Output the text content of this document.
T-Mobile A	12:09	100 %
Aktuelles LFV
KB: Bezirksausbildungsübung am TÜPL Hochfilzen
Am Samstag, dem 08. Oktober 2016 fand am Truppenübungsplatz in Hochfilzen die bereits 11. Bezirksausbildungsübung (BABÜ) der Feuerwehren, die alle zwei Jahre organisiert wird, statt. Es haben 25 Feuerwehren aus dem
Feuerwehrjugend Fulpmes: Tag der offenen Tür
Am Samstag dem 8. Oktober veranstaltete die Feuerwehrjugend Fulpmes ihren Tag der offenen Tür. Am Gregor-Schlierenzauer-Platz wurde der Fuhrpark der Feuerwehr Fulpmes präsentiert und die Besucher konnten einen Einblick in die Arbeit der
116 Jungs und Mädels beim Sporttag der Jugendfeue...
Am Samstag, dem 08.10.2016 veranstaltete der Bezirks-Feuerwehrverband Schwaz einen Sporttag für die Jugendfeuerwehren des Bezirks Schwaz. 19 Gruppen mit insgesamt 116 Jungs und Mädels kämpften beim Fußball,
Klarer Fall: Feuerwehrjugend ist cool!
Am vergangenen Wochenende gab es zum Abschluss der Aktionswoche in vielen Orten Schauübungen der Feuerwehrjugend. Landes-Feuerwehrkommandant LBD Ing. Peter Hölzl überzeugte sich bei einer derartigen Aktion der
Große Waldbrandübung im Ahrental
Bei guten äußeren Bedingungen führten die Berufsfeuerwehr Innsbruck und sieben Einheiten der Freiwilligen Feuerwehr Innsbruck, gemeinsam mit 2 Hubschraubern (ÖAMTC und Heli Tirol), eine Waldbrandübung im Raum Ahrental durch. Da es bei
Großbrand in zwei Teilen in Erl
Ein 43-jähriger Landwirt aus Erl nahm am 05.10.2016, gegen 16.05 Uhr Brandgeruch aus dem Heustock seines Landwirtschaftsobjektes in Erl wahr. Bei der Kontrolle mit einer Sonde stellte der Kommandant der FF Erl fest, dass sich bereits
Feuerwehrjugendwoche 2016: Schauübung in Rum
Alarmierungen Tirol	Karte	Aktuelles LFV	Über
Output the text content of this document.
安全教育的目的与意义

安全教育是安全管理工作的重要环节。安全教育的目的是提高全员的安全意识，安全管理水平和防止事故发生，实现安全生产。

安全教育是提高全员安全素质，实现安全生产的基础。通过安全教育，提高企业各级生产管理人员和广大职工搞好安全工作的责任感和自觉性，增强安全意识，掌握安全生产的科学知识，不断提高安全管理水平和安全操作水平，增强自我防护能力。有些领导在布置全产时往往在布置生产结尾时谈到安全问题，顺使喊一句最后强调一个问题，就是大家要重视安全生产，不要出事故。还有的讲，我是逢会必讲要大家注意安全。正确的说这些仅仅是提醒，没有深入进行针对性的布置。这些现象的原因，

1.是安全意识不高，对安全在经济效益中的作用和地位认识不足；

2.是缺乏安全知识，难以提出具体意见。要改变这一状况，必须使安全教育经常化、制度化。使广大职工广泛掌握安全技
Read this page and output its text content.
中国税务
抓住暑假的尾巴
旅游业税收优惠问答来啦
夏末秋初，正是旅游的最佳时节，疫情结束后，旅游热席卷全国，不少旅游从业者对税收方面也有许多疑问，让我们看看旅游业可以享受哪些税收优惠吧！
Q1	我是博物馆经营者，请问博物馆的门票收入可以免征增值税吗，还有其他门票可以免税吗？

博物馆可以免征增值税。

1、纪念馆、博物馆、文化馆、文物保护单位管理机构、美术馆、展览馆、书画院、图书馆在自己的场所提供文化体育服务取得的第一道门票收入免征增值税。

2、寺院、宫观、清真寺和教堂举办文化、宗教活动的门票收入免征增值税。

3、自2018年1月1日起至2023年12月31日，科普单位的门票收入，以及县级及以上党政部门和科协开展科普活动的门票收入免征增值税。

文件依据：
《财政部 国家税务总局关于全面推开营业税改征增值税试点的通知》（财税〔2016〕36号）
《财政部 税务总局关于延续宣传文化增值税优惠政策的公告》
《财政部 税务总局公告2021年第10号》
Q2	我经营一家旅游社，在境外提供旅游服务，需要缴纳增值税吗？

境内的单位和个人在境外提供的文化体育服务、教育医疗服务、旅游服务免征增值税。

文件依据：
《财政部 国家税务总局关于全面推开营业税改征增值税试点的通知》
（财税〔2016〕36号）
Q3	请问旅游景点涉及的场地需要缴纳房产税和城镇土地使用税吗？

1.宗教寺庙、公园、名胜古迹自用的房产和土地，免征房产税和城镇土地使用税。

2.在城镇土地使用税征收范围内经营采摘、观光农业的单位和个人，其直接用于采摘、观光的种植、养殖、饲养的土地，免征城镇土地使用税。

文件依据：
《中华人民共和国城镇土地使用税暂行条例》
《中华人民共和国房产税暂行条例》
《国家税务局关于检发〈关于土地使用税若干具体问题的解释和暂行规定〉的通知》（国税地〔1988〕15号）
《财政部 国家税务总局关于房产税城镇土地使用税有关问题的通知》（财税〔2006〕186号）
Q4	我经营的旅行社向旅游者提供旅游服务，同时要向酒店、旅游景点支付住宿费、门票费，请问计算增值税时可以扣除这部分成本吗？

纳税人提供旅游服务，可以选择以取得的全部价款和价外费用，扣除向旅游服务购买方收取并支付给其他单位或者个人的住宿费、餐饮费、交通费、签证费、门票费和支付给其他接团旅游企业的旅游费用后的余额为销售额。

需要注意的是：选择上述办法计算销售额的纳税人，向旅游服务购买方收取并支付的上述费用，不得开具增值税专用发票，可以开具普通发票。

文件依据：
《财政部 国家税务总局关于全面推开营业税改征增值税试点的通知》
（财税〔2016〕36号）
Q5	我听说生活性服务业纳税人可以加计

Written request
Work through the data and report how many of its lines hold the word "veranstaltete", giving only the figure.

Output
2